Problem to solve: Counting only lines that hold "kuma", give the total and nothing more.

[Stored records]

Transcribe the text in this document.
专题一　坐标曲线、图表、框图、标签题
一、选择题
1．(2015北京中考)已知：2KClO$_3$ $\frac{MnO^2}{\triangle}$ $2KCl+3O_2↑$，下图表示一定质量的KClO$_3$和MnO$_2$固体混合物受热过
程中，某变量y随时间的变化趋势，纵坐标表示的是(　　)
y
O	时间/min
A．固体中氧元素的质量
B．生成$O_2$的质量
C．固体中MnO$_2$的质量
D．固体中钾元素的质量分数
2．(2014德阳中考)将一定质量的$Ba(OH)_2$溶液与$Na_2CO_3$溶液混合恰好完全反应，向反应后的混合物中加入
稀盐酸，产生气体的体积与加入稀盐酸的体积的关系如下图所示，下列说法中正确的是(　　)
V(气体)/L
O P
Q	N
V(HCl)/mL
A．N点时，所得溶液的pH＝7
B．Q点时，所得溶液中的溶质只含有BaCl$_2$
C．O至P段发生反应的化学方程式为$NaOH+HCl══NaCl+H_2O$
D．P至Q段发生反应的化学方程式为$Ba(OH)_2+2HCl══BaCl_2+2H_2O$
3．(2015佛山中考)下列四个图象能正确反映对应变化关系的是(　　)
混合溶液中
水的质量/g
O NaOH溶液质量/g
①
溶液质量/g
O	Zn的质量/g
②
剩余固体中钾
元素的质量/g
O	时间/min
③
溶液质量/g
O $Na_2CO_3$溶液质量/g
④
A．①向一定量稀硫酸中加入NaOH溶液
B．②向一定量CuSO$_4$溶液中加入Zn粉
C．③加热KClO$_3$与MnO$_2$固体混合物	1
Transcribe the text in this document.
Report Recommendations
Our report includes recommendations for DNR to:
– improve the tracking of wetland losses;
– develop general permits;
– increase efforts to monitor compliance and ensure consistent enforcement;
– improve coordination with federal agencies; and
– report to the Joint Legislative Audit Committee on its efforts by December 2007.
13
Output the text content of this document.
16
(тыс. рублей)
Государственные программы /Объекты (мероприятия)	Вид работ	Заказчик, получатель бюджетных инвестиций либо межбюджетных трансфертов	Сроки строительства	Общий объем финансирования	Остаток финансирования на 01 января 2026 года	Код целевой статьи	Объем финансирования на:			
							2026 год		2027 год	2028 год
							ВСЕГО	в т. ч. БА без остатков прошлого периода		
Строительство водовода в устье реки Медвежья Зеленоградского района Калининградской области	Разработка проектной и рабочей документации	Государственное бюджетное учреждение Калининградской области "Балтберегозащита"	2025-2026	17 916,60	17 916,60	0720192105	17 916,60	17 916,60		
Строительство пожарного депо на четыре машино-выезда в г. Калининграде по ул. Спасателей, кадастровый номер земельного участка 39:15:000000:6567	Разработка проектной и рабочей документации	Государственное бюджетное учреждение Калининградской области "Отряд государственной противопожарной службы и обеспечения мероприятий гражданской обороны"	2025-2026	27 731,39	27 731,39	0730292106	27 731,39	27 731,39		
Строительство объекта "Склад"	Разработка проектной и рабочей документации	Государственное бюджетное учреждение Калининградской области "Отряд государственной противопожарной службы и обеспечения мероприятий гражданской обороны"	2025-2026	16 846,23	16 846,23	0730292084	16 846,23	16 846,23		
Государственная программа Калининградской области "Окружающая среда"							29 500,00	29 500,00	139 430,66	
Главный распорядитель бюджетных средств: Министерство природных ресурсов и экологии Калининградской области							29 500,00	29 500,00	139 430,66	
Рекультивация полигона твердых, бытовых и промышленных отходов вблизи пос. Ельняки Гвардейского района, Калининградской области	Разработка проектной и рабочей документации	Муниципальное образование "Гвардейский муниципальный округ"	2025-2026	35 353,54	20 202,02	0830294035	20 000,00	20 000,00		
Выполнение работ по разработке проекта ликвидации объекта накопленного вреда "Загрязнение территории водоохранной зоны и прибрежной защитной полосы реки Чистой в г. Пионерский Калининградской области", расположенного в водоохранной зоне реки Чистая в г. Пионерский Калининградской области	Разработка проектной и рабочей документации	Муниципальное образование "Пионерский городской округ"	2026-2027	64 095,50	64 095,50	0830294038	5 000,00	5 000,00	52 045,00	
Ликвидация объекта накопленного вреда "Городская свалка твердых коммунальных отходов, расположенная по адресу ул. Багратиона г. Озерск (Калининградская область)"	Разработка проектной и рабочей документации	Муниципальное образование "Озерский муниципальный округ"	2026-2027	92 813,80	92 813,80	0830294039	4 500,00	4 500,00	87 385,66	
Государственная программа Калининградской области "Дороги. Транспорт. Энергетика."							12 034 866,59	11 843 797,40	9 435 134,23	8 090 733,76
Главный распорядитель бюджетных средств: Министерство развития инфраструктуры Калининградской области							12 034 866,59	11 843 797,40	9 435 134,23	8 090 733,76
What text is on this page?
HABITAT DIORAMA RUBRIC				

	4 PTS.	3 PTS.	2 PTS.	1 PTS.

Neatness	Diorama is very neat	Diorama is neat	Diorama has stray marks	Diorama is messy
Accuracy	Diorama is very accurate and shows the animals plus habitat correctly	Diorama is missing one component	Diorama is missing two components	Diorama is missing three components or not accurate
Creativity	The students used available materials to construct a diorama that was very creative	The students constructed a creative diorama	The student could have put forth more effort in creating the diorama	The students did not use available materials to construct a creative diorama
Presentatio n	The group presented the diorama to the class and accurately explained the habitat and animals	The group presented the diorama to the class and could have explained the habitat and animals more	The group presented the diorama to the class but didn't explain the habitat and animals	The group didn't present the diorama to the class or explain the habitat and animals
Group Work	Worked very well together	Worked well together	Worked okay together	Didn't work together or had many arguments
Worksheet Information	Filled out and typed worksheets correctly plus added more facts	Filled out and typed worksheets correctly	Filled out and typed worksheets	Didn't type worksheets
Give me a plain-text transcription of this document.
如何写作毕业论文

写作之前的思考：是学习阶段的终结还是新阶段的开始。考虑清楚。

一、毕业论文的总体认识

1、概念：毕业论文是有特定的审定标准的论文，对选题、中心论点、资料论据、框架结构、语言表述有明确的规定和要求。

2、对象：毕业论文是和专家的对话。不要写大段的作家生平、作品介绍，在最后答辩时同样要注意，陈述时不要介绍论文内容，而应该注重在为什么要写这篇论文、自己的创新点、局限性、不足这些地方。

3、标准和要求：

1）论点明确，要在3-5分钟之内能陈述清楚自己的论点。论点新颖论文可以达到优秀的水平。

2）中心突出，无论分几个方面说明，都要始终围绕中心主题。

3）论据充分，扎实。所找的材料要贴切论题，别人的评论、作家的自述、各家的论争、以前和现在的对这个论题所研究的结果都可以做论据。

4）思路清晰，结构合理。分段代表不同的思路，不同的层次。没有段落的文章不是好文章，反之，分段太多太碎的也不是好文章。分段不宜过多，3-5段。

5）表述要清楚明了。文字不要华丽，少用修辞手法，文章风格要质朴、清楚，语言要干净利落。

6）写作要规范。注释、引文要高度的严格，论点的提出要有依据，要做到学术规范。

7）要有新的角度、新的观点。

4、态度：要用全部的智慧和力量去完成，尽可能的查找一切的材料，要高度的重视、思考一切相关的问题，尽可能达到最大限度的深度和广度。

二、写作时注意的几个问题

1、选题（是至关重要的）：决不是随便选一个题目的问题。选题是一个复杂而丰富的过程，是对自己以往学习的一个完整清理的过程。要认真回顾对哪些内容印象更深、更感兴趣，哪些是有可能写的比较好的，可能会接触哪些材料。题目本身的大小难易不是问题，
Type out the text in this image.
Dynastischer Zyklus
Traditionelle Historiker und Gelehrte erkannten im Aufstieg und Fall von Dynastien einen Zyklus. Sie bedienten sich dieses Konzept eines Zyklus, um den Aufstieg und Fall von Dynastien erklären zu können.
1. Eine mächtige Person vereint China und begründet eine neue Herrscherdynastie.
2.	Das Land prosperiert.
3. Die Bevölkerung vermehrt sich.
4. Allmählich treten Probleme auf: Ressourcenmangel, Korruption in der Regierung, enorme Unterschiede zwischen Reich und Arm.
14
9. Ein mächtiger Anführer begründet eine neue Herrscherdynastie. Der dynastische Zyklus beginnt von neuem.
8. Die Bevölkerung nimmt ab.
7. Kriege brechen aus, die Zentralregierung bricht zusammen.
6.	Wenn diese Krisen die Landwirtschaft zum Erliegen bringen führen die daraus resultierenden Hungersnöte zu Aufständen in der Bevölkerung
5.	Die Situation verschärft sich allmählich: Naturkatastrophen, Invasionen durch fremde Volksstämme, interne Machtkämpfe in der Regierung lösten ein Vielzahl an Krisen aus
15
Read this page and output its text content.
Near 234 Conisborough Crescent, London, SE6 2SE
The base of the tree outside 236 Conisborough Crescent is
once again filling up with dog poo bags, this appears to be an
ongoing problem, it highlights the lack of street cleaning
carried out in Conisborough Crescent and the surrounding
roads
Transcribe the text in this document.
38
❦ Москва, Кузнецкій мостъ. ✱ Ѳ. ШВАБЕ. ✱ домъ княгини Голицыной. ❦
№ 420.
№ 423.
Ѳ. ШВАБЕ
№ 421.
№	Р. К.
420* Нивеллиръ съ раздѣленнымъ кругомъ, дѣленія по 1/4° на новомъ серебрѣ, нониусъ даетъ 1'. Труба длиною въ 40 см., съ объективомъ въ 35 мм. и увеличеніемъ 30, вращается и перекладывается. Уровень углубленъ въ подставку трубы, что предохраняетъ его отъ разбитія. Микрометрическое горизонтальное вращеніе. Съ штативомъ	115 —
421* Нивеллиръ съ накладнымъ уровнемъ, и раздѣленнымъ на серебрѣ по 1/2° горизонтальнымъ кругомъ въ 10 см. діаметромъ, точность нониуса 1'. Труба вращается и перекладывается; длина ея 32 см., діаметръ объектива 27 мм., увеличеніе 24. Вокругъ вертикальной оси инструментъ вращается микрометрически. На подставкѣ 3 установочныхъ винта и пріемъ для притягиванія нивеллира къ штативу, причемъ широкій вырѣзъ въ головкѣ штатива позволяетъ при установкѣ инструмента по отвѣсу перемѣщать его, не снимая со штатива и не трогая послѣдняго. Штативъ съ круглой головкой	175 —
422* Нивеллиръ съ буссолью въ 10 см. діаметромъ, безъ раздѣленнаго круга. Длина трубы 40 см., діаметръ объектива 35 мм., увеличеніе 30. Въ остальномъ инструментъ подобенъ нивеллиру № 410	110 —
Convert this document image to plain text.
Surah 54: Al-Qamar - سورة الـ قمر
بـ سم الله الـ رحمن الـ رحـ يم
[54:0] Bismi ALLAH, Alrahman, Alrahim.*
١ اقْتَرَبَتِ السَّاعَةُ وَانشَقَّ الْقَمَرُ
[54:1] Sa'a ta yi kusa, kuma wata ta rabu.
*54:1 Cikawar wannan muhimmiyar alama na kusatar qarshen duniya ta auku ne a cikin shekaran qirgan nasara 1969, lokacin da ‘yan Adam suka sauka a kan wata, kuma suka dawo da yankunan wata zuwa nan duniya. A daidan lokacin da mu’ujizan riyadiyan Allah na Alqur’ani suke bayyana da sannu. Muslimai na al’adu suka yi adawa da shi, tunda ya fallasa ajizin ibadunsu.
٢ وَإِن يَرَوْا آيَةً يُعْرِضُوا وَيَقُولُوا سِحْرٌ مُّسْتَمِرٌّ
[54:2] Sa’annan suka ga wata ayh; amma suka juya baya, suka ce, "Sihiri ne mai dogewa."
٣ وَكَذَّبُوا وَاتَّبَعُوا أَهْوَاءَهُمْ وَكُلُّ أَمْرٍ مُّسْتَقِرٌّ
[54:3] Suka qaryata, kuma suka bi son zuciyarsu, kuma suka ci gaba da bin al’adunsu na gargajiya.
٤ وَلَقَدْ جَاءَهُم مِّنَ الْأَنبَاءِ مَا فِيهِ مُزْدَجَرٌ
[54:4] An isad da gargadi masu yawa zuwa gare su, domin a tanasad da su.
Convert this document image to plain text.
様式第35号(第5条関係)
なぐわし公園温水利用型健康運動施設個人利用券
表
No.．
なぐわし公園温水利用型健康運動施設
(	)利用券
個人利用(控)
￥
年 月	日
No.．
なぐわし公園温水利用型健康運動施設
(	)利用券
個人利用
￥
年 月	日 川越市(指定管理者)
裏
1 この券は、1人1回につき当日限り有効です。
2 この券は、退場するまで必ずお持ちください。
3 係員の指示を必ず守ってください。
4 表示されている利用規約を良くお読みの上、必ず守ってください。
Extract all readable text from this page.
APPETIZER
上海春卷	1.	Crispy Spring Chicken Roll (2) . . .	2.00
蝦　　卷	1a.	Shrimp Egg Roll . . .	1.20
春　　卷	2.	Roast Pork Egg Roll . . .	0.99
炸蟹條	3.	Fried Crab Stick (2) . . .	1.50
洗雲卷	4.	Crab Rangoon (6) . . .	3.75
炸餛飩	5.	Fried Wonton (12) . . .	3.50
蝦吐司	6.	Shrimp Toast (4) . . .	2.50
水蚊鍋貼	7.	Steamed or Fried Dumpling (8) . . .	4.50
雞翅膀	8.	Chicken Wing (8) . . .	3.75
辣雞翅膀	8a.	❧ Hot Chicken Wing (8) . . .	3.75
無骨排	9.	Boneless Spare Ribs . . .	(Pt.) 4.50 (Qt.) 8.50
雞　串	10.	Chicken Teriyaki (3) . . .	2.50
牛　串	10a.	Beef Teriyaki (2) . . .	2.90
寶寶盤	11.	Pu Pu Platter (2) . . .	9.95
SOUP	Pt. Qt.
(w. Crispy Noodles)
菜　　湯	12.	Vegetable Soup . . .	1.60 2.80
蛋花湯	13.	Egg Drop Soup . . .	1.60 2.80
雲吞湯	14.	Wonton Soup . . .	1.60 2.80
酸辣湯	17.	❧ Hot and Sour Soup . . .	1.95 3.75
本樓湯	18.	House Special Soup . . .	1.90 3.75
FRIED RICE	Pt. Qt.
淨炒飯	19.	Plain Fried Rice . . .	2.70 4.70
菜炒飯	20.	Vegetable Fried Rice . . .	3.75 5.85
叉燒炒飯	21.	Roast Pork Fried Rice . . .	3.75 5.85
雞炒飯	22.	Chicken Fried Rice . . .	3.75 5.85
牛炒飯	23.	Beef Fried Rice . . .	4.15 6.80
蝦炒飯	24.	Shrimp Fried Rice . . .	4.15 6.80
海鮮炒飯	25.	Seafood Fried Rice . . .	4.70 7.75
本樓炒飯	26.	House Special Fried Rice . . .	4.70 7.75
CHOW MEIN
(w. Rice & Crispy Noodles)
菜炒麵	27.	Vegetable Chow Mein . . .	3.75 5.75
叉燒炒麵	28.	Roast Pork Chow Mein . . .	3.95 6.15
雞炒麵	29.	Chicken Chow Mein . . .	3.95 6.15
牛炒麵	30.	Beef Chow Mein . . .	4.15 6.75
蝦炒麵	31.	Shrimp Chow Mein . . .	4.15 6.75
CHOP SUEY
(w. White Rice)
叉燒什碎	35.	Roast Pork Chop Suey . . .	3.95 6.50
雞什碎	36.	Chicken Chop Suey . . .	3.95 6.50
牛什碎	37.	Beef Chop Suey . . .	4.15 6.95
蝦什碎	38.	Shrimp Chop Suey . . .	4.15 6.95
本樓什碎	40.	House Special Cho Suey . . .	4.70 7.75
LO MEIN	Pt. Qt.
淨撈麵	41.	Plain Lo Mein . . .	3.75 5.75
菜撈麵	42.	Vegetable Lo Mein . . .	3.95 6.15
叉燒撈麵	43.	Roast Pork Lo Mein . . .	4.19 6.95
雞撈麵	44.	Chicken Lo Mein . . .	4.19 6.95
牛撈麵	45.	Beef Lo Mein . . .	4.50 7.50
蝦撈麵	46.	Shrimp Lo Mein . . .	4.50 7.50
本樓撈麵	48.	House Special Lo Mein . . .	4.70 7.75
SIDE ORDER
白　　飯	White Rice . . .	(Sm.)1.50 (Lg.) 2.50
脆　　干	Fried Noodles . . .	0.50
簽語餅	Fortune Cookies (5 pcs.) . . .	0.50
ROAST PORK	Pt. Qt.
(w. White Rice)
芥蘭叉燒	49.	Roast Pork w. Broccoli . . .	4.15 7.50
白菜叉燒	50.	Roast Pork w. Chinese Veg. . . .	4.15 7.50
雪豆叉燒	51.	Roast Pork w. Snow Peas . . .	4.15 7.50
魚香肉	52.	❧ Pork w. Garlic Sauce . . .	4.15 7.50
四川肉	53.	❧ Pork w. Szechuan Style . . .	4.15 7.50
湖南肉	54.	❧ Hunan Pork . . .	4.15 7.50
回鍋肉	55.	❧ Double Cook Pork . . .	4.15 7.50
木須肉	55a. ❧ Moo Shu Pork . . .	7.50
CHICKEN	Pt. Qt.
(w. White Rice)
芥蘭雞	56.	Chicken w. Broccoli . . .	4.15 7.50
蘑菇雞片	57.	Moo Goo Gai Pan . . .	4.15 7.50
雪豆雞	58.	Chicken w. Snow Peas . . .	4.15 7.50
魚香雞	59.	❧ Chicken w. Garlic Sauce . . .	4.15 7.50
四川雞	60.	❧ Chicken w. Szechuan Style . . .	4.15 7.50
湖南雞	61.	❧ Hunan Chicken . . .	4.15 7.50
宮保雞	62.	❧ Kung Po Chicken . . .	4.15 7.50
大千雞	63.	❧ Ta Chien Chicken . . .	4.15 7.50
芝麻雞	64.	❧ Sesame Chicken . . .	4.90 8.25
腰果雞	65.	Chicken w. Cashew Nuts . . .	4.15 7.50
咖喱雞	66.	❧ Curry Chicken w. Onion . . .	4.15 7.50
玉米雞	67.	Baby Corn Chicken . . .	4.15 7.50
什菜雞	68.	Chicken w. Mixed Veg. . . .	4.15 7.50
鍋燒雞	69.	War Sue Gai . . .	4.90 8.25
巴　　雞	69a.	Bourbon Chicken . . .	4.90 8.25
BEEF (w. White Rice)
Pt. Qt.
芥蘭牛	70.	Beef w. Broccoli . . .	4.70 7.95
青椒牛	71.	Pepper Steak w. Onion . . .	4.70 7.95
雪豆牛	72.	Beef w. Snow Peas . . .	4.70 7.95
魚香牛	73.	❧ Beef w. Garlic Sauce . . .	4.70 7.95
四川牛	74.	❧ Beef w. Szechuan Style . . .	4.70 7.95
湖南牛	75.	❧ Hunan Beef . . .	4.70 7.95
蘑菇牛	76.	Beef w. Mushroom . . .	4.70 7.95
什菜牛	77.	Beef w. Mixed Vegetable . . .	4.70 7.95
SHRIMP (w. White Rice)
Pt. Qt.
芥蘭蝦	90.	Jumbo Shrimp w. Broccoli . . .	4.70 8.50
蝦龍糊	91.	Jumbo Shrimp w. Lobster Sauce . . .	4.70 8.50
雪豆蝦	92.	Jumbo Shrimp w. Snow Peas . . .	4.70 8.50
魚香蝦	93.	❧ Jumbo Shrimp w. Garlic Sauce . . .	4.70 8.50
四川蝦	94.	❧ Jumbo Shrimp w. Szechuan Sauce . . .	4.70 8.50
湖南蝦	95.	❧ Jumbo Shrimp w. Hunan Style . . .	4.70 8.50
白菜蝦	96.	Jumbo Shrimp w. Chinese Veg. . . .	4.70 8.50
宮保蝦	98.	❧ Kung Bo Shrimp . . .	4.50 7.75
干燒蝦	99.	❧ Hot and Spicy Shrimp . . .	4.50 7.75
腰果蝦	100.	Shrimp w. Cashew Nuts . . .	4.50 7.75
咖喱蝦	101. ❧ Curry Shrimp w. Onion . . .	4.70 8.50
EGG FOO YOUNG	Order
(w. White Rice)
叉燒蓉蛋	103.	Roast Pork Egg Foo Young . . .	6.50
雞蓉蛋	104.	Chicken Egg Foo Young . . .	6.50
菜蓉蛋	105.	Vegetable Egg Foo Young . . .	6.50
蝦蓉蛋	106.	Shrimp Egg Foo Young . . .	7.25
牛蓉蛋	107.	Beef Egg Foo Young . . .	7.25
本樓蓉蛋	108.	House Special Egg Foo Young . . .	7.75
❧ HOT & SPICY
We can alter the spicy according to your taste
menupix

Answer for the task: 3